***** EXERCISE MATERIALS *****
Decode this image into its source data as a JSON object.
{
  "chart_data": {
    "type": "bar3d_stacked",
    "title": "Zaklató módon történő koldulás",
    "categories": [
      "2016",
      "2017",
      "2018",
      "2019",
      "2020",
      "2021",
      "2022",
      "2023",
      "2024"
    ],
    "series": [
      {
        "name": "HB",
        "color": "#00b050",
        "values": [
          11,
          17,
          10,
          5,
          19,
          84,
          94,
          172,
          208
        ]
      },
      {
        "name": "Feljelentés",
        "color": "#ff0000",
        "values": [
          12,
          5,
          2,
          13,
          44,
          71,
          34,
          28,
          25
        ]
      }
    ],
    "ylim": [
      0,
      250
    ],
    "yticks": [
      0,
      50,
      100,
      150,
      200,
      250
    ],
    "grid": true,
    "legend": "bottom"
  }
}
*****
-- THE PROBLEM --
Extract the full listing above without altering anything.

-- EXPECTED ANSWER --
Decode this image into its source data as a JSON object.
{
  "chart_data": {
    "type": "bar3d_stacked",
    "title": "Zaklató módon történő koldulás",
    "categories": [
      "2016",
      "2017",
      "2018",
      "2019",
      "2020",
      "2021",
      "2022",
      "2023",
      "2024"
    ],
    "series": [
      {
        "name": "HB",
        "color": "#00b050",
        "values": [
          11,
          17,
          10,
          5,
          19,
          84,
          94,
          172,
          208
        ]
      },
      {
        "name": "Feljelentés",
        "color": "#ff0000",
        "values": [
          12,
          5,
          2,
          13,
          44,
          71,
          34,
          28,
          25
        ]
      }
    ],
    "ylim": [
      0,
      250
    ],
    "yticks": [
      0,
      50,
      100,
      150,
      200,
      250
    ],
    "grid": true,
    "legend": "bottom"
  }
}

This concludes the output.